▸ **TASK PROMPT**:
Copy out each line that includes the word "Número".

▸ **INPUT FOR THIS TASK**:
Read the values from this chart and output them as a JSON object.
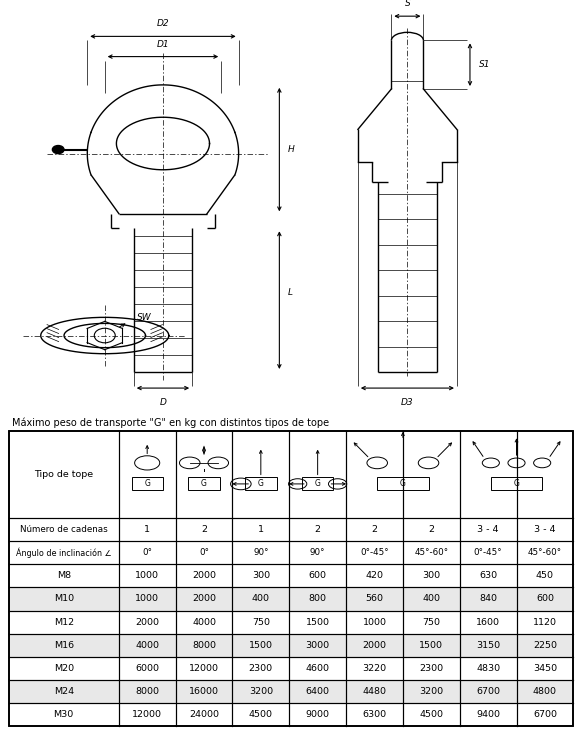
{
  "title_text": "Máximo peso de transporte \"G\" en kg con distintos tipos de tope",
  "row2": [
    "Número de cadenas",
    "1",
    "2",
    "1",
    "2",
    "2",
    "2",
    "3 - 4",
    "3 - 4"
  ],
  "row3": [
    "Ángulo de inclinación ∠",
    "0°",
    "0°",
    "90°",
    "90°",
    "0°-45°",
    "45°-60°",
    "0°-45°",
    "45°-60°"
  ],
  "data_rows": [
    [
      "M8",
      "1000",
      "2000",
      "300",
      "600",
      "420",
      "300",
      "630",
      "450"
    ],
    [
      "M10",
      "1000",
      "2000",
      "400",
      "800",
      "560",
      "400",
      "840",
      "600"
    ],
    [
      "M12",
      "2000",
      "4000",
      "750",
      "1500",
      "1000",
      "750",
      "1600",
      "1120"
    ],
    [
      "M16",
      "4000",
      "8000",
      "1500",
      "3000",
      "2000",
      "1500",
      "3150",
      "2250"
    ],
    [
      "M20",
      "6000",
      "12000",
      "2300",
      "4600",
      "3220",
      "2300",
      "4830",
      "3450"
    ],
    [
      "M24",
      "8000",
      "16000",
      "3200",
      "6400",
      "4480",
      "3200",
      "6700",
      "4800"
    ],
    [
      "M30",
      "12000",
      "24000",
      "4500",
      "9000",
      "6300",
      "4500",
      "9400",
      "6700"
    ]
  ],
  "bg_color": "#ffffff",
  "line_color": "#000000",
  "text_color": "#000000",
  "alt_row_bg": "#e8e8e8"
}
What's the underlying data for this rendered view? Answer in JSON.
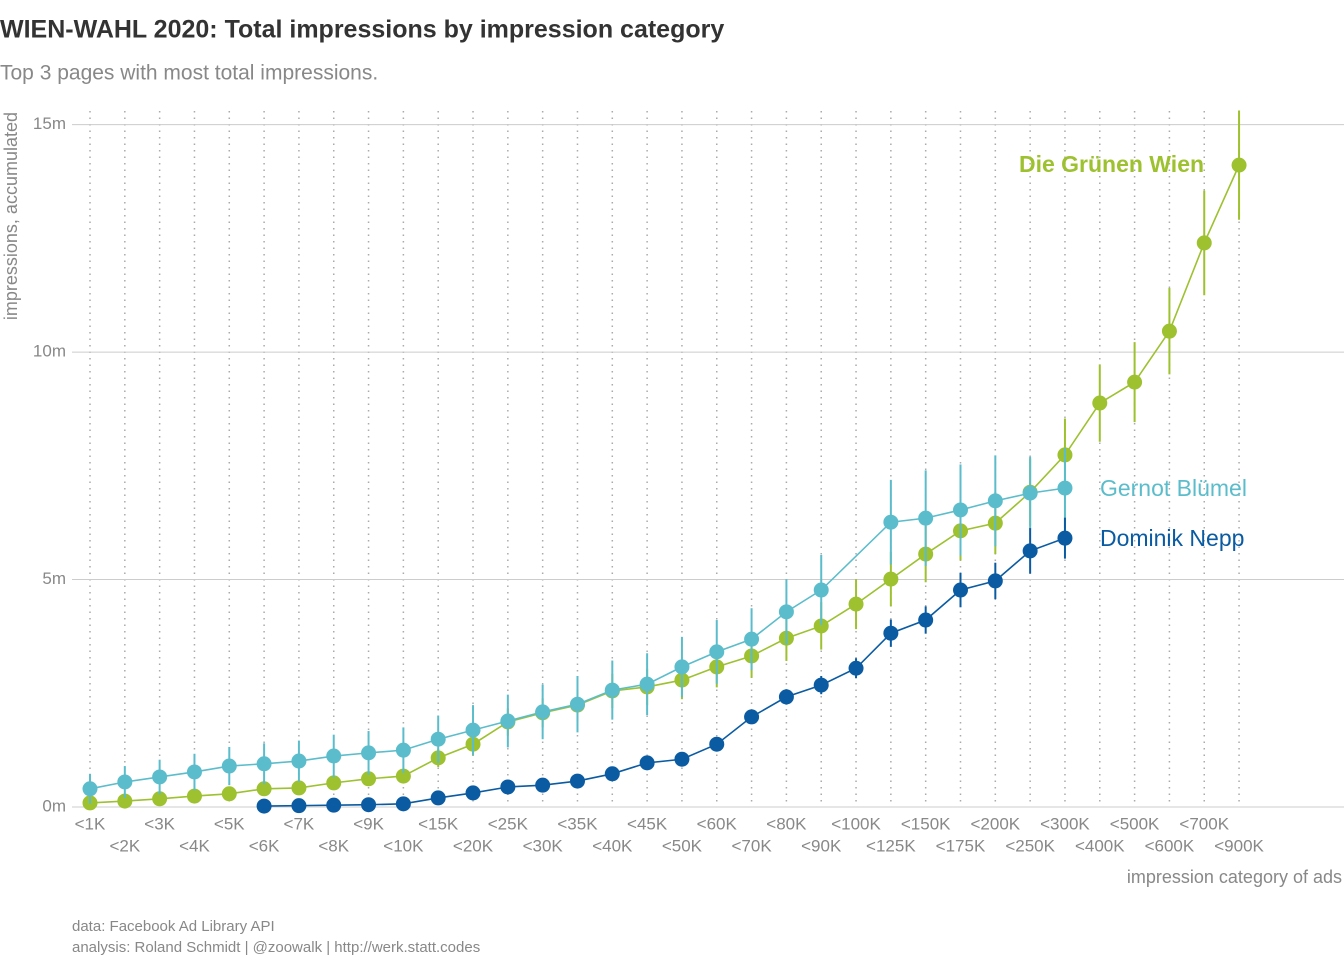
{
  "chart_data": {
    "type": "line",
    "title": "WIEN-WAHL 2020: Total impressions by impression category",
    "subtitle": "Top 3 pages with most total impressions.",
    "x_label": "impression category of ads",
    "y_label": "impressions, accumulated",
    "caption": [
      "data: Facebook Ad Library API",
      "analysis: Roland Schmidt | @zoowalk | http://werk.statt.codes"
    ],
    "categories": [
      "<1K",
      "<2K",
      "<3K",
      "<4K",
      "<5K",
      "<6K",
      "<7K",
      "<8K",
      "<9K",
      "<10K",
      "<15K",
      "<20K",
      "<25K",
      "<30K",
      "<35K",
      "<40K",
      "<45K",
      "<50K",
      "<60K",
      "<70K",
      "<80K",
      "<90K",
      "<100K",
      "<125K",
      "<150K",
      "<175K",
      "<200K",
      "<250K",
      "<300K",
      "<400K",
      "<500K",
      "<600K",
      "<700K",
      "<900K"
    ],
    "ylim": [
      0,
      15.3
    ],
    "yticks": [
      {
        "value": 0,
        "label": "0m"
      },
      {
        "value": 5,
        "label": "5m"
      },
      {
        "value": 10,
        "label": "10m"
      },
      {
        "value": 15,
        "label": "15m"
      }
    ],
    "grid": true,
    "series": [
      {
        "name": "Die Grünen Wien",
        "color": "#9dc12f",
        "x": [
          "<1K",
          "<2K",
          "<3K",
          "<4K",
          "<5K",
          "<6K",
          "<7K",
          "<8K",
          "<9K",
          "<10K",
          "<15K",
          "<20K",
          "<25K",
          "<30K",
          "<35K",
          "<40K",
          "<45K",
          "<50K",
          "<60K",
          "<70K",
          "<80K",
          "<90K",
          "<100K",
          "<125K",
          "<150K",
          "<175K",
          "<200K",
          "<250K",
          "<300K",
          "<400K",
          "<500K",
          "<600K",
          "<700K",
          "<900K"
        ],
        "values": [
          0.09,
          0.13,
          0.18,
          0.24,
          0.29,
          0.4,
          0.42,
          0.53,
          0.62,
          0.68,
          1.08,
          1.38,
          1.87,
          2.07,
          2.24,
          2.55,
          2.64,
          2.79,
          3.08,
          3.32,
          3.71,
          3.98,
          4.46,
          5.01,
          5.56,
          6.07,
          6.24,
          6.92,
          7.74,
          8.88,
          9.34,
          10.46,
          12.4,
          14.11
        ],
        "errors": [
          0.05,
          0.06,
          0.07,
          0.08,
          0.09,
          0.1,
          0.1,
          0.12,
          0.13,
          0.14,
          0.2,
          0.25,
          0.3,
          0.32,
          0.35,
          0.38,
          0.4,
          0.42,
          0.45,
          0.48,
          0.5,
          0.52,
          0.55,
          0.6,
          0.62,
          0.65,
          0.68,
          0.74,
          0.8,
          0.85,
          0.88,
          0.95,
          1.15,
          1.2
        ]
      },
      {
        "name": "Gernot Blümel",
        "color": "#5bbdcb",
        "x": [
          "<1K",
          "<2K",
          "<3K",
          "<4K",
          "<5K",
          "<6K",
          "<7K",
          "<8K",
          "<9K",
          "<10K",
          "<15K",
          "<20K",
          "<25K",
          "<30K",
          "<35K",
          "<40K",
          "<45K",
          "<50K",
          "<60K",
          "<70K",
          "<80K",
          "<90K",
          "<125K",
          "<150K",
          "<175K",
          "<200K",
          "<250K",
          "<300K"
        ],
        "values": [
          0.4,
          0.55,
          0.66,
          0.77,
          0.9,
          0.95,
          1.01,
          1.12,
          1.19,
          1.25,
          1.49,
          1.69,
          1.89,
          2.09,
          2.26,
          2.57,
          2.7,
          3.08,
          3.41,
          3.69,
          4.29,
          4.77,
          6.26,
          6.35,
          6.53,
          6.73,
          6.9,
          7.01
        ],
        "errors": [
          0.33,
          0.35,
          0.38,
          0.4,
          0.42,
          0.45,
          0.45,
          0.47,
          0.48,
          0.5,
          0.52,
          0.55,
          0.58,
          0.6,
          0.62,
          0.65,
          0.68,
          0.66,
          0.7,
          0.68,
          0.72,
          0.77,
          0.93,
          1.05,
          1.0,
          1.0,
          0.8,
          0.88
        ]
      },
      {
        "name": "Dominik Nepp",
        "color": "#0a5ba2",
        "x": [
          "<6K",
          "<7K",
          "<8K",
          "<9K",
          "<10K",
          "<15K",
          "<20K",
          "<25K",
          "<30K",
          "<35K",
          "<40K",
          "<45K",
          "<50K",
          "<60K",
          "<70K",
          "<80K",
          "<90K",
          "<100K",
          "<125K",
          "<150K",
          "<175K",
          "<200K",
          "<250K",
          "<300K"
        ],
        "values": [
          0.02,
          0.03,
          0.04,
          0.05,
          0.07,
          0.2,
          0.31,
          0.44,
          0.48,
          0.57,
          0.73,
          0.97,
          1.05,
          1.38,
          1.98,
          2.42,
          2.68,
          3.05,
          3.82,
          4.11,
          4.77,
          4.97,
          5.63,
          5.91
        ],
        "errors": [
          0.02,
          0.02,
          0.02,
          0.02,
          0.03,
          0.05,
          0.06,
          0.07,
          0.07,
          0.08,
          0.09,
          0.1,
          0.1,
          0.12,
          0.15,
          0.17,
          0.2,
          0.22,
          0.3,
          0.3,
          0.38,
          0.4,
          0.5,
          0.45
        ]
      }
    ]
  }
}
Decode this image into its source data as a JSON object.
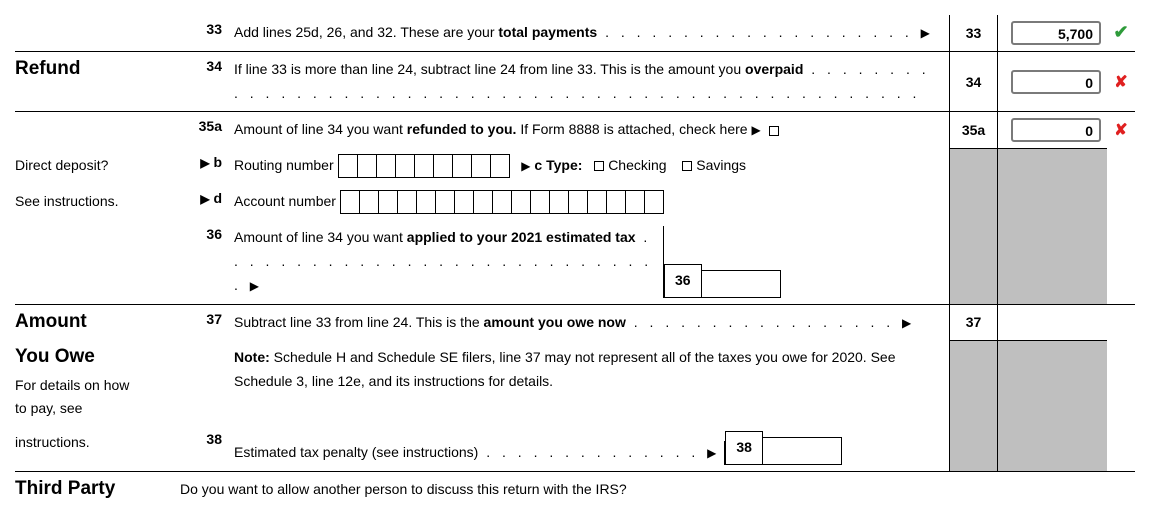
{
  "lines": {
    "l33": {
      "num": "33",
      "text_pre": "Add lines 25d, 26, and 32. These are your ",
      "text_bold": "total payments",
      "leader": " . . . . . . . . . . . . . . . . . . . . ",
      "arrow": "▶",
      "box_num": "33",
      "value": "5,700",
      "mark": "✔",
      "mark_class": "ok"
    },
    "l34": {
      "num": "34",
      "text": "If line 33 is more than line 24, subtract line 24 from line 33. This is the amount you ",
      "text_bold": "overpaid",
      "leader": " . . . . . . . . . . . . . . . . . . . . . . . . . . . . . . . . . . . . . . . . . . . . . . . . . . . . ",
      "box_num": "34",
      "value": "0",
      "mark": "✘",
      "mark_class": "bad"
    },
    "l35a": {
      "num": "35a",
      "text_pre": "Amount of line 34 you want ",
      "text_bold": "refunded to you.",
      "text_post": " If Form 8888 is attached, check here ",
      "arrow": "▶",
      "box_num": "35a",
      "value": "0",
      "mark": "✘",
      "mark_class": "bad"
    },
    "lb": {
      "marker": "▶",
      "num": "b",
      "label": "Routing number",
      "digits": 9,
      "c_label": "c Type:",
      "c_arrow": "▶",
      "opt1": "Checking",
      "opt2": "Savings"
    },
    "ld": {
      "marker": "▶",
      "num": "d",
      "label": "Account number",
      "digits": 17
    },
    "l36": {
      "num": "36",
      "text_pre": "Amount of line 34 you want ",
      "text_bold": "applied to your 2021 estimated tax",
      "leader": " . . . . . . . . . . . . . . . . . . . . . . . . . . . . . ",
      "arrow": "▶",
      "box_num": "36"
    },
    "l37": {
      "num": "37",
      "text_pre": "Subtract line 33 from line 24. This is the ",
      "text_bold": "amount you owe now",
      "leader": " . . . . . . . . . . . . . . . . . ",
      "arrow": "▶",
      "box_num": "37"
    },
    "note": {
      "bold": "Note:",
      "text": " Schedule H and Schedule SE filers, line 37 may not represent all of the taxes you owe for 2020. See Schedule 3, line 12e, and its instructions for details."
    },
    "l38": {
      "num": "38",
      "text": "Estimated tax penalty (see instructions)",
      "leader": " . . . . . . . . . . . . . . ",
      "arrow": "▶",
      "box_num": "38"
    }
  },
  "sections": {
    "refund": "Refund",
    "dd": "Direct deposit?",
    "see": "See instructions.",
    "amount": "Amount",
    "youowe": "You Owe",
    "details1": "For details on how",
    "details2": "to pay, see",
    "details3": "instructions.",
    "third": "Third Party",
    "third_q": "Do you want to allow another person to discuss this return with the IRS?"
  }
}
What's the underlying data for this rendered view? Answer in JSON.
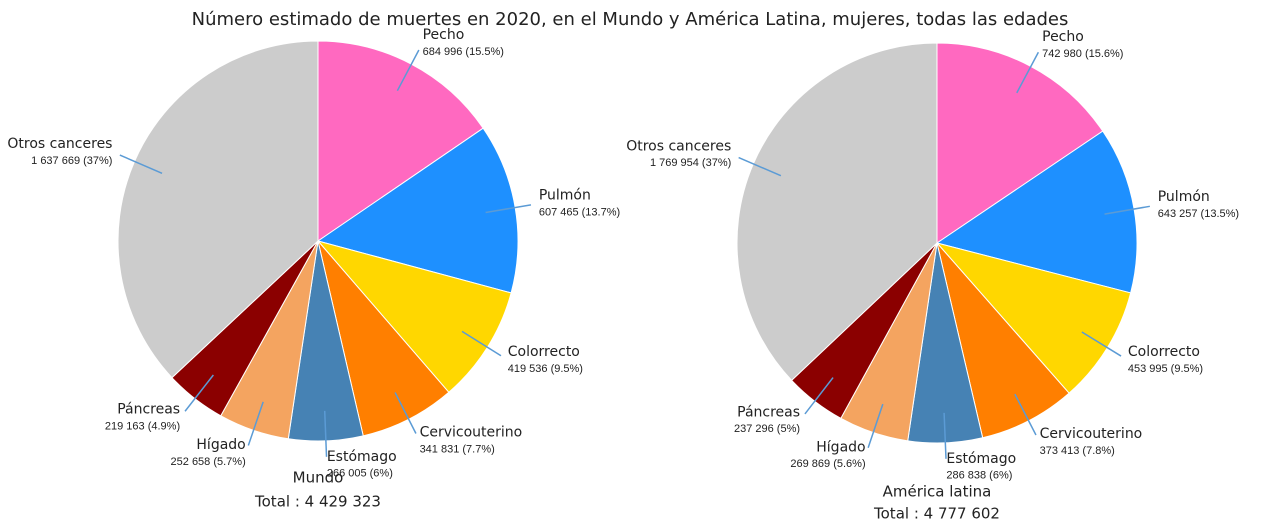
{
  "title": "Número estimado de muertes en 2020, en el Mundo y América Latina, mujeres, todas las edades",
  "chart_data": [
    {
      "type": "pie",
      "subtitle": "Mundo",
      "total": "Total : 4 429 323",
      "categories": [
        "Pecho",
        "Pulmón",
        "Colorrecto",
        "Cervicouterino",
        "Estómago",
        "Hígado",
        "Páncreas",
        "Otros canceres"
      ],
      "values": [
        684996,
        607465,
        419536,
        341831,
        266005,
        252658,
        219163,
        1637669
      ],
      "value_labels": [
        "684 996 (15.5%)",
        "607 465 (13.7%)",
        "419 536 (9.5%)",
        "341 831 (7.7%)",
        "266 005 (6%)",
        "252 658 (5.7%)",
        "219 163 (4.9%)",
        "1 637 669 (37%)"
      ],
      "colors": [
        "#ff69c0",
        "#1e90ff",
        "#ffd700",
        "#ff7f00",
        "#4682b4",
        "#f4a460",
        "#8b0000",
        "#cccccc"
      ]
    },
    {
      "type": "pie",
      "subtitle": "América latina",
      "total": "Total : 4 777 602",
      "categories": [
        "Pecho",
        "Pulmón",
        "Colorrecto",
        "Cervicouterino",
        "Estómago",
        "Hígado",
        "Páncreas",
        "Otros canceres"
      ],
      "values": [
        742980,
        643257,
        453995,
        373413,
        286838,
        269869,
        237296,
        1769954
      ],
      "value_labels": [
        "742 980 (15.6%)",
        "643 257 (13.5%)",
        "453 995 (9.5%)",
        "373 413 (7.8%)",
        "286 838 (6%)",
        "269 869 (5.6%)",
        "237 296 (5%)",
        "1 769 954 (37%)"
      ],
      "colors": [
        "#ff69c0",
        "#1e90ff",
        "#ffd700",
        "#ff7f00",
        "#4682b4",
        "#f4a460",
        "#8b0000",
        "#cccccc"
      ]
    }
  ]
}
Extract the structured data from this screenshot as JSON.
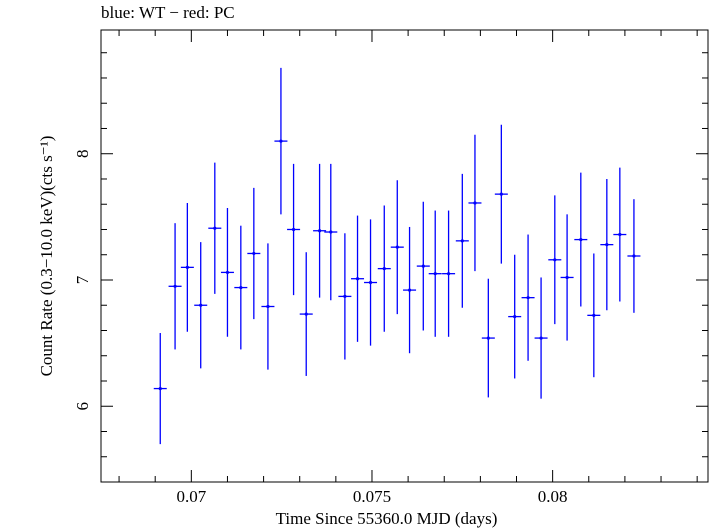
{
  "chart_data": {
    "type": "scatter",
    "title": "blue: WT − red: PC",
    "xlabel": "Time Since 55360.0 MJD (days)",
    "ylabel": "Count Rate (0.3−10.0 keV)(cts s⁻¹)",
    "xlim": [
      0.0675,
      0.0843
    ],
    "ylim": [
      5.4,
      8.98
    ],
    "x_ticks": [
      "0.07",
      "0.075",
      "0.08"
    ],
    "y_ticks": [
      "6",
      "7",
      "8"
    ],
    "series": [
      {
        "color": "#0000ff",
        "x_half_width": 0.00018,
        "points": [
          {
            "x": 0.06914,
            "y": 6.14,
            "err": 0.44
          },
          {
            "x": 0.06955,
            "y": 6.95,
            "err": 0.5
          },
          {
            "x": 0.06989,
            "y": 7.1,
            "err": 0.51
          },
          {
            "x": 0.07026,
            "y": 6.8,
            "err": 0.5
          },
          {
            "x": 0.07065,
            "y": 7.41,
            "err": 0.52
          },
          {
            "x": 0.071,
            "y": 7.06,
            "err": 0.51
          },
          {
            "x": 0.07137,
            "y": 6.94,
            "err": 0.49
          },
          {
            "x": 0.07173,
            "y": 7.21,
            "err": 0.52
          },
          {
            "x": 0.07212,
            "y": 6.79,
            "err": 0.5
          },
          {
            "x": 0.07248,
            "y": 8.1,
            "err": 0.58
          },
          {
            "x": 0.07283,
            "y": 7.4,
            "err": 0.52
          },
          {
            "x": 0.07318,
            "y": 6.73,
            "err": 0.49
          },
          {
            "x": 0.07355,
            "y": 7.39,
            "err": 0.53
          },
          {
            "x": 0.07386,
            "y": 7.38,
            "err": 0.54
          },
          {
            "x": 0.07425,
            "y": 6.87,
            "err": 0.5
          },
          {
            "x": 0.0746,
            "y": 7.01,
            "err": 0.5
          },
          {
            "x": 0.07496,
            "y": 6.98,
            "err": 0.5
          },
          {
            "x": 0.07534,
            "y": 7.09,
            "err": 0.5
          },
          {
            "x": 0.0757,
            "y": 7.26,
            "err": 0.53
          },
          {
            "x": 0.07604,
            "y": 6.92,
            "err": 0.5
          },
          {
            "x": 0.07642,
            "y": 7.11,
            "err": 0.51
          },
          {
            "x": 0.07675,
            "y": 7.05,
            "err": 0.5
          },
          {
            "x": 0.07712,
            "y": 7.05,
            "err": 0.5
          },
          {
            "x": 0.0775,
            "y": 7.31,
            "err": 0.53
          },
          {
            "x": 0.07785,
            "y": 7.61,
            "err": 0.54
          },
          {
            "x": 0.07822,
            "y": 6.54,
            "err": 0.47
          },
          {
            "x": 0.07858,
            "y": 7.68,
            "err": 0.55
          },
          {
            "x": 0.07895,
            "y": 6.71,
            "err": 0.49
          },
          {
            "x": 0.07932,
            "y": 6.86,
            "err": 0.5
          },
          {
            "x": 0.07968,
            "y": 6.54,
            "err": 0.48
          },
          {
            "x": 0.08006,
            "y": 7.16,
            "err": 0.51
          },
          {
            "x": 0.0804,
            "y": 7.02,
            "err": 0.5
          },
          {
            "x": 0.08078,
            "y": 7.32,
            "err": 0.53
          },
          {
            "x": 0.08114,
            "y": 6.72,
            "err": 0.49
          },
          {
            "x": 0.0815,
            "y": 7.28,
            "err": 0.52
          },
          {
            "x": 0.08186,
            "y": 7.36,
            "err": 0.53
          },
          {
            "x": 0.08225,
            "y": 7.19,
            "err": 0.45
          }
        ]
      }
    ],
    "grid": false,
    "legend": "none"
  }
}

▸ **CORRECT ANSWER**:
    "Número de cadenas",
  "title": "Número estimado de muertes en 2020, en el Mundo y América Latina, mujeres, todas las edades",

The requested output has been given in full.